=== Extrait ===

Depuis le roc de Conilhac, l'étang de Campignol et les terres de l'ancien étang de Conilhac
Le territoire del Bruguier
Ce territoire a souvent fait au Moyen Âge, l'objet de transactions entre les habitants de Gruissan et ceux de Narbonne sur la fixation des limites et son attribution.
"Item dicti domini tractatores voluerunt quod terminale del Bruguerio,de quo supra facta est mencio, et prout confrontatur de altano cum bodula que est loco dicto castelh Pezolh deinde, descendendo versus Loniam, cum requo qui est inter dictum Bruguerium et tenentiam bastide que fuit condam Durandi Bandonis, usque ad fontem Salsum exclusive et versus Loniam.
- Le rec qui descend du lieu-dit Castel Pezoul, marque la limite entre le territoire de Bruguier et celui de la bastide de Rieumar et elle prendra plus tard, en 1634, le nom de "combe d'en Fabre". Les propriétaires de ces domaines en sont respectivement Sieur Berthelier et les héritiers de Sieur de Rouquette.
Sur la rive gauche du rec, face au Pech de Ranmar se trouvait le territoire mentionné sous le nom "terres de Fabrilhon" en 1634 .
La combe d'en Fabre délimite les communes de Narbonne et de Gruissan
Archives communales de l'Aude série AA 111 11e thal. f°53, 1396
Le territoire del Bruguier (Domaine de Bertheliers) et les étangs de Campignol et de Bages-Sigean.
O
Le fief de la Leigne
- De luènha éloigné, signifie les terres lointaines
ou
De lignum bois, par extension vaisseau
- Loina, 1222
Ad Luenham, 1324
Luenha, 1352
Lonha, 1360
Loniam, 1396
Par dela les étangs s'étendait le territoire connu, au Moyen Âge, sous le nom de l'île de la Leigne (pour rappeler son passé insulaire), fief de l'Archevêque de Narbonne.

===

__Énoncé écrit 1__. Traduisez en anglais cette phrase de l'extrait : « La combe d'en Fabre délimite les communes de Narbonne et de Gruissan ».

=== Entrées extraites ===

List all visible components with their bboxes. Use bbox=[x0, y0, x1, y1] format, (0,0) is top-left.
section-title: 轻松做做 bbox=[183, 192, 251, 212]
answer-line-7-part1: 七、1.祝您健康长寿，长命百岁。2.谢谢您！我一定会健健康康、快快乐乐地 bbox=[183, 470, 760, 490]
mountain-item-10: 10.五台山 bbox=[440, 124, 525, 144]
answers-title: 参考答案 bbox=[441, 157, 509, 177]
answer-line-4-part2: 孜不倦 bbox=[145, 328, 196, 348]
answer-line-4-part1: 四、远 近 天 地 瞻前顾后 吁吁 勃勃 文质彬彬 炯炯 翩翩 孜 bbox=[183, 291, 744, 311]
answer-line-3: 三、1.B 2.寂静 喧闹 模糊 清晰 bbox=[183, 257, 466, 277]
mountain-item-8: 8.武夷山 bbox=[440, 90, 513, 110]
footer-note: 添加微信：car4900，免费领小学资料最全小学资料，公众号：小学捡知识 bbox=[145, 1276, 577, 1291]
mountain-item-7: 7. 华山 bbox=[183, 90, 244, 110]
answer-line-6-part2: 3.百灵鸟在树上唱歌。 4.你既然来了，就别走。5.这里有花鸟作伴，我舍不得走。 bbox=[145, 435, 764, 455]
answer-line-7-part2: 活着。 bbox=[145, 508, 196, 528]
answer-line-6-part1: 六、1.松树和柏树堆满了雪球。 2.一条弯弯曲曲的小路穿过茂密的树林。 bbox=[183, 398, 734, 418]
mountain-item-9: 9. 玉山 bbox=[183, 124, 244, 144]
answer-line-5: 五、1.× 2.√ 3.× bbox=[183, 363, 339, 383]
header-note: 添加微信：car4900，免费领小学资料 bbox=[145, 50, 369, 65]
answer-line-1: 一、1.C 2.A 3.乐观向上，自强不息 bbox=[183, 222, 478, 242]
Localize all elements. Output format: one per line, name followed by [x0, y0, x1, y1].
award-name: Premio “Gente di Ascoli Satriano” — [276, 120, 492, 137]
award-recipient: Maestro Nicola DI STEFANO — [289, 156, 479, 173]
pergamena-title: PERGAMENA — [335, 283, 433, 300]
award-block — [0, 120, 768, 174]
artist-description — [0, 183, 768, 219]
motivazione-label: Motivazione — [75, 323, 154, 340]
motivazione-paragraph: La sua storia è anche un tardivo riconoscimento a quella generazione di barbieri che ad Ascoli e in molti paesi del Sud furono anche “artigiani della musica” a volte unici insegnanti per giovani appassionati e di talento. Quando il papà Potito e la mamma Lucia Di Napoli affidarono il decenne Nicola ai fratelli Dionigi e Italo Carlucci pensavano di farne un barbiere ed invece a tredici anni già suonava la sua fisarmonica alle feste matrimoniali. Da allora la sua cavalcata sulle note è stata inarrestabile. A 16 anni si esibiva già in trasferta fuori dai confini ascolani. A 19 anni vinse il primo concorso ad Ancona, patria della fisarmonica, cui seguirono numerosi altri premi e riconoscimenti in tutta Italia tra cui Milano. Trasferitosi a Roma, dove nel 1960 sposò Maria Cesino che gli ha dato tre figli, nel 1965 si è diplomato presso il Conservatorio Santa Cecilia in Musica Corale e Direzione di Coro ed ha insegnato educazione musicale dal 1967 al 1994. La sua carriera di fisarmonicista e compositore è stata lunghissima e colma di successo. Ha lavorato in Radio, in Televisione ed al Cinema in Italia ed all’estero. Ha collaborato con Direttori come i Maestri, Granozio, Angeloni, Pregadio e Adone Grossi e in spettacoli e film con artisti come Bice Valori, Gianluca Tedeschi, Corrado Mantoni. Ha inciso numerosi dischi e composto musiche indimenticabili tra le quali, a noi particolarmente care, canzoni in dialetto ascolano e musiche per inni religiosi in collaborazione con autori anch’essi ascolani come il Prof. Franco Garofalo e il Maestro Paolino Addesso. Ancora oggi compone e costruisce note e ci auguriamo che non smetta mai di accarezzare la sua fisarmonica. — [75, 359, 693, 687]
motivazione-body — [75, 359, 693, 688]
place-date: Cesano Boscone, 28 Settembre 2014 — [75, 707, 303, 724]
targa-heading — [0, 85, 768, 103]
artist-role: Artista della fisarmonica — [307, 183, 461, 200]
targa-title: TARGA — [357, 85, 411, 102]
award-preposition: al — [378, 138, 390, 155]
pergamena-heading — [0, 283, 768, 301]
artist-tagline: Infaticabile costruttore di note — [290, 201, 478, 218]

===

__Énoncé écrit 2__. Recopiez mot pour mot, s'il vous plaît, les lignes des entrées, de la toute première jusqu'à celle qui contient « answers-title: 参考答案 bbox=[441, 157, 509, 177] », ces deux lignes comprises.

__Réponse à l'exercice 1__. The combe d'en Fabre marks the boundary between the municipalities of Narbonne and Gruissan.

__Réponse à l'exercice 2__.
List all visible components with their bboxes. Use bbox=[x0, y0, x1, y1] format, (0,0) is top-left.
section-title: 轻松做做 bbox=[183, 192, 251, 212]
answer-line-7-part1: 七、1.祝您健康长寿，长命百岁。2.谢谢您！我一定会健健康康、快快乐乐地 bbox=[183, 470, 760, 490]
mountain-item-10: 10.五台山 bbox=[440, 124, 525, 144]
answers-title: 参考答案 bbox=[441, 157, 509, 177]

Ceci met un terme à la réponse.